Exercise aim:
Look through the listing and locate every line containing the word "JSON"; copy those lines.

Dataset rows:
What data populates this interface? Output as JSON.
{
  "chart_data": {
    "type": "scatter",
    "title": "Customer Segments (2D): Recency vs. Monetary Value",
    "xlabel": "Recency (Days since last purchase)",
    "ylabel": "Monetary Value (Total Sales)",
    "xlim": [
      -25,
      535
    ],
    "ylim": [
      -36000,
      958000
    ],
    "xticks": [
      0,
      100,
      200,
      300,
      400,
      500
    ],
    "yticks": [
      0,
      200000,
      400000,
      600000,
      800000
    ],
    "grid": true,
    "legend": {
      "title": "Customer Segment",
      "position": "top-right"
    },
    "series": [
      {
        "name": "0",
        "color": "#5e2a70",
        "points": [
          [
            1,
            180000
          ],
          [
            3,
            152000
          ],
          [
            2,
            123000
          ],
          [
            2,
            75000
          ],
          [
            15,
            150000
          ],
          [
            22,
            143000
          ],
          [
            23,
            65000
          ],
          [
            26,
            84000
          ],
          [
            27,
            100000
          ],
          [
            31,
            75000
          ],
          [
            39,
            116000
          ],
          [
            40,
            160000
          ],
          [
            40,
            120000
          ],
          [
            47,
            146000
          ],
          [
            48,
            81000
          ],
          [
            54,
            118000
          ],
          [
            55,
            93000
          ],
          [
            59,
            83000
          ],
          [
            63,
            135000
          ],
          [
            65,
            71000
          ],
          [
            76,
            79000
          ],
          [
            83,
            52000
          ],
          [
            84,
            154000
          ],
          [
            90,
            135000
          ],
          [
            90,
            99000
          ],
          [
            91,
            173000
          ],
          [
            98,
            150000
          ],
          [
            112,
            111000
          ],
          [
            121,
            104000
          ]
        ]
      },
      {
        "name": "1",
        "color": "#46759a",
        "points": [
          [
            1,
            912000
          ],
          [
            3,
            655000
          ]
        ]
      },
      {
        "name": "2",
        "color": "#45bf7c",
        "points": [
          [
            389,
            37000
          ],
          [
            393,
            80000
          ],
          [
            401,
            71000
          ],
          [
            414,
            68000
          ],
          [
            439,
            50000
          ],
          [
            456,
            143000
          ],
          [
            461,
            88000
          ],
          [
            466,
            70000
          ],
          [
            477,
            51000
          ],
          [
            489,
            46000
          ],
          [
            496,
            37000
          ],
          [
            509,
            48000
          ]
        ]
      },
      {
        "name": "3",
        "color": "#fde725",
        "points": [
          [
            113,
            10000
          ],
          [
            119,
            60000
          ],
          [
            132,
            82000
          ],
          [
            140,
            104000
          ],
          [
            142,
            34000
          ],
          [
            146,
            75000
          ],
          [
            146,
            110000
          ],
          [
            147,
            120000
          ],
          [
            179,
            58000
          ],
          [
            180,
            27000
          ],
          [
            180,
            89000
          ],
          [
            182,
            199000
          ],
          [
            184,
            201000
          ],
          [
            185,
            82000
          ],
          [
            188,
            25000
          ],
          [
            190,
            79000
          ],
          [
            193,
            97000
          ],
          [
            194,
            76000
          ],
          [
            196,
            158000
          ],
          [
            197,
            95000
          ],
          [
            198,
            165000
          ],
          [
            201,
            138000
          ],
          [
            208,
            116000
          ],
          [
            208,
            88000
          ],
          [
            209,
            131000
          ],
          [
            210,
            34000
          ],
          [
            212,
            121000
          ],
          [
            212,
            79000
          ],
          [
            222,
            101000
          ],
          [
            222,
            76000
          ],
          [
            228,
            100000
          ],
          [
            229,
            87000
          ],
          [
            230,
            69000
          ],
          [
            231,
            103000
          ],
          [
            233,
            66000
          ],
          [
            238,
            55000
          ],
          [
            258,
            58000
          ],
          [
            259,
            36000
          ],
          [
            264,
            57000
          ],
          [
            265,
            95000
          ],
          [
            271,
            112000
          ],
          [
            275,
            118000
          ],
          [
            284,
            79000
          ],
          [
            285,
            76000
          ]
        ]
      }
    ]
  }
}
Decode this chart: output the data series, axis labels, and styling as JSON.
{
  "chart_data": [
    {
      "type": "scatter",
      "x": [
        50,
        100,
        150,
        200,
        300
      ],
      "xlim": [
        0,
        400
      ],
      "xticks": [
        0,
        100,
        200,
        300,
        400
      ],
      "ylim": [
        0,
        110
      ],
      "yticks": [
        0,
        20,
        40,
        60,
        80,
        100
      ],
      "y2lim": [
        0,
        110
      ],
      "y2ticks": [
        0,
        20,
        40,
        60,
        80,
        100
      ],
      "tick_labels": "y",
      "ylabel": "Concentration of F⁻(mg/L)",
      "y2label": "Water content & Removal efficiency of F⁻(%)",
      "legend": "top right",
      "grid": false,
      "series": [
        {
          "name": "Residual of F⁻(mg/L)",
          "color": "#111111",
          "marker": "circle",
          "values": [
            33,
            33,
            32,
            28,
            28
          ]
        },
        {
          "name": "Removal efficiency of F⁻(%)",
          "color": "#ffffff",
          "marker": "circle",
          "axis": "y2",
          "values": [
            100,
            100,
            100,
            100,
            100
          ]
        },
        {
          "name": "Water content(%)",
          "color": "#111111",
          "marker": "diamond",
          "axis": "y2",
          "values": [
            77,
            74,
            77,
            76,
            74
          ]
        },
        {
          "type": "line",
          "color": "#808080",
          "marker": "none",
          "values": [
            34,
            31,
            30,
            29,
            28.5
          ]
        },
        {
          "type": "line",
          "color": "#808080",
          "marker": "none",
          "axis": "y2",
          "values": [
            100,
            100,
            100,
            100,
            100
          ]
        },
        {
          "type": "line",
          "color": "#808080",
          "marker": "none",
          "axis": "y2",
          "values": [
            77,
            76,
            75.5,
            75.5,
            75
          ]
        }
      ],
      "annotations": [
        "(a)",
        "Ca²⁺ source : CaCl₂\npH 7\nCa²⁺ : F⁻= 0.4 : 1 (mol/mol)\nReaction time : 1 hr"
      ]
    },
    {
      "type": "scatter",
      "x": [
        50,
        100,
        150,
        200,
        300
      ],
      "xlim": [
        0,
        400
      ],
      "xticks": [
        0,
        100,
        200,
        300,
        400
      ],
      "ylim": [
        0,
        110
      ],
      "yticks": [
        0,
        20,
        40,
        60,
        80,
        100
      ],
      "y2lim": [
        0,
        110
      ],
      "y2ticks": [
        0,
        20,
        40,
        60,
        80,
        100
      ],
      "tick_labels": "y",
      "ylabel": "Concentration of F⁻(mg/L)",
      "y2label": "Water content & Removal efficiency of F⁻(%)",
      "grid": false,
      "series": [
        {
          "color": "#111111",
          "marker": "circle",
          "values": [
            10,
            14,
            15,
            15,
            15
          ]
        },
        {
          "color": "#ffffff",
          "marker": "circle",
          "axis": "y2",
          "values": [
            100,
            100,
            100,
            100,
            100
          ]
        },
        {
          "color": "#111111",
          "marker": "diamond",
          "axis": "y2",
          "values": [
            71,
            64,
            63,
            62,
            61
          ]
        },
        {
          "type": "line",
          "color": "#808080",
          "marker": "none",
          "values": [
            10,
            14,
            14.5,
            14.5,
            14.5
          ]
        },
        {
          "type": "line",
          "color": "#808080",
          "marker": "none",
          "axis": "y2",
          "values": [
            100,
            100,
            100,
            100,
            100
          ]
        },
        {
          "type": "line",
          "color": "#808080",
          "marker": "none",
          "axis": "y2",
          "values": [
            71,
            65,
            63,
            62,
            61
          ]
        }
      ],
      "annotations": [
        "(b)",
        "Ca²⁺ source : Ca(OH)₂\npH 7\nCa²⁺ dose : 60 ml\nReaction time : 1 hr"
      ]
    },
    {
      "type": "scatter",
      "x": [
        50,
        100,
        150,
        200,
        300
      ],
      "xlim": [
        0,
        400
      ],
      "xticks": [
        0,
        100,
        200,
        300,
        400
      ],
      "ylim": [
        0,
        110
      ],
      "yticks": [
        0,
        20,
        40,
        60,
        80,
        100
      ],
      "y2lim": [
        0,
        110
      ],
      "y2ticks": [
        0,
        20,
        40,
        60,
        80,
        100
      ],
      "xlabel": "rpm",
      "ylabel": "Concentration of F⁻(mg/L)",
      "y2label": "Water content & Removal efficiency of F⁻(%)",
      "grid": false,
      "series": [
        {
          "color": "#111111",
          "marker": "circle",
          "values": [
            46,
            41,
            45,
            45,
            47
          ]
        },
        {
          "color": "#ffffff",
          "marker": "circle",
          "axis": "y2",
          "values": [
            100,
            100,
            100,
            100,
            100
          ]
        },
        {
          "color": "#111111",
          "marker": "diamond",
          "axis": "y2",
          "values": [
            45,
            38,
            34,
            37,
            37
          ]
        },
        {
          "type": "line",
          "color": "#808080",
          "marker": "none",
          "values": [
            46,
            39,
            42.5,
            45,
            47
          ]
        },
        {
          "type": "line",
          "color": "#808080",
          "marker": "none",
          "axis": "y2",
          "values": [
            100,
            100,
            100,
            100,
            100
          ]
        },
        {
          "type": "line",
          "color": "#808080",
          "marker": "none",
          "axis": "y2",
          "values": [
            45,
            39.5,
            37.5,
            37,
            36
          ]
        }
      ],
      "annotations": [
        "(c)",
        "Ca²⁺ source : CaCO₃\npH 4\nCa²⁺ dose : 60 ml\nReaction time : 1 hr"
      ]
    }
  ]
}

Exercise response:
What data populates this interface? Output as JSON.
Decode this chart: output the data series, axis labels, and styling as JSON.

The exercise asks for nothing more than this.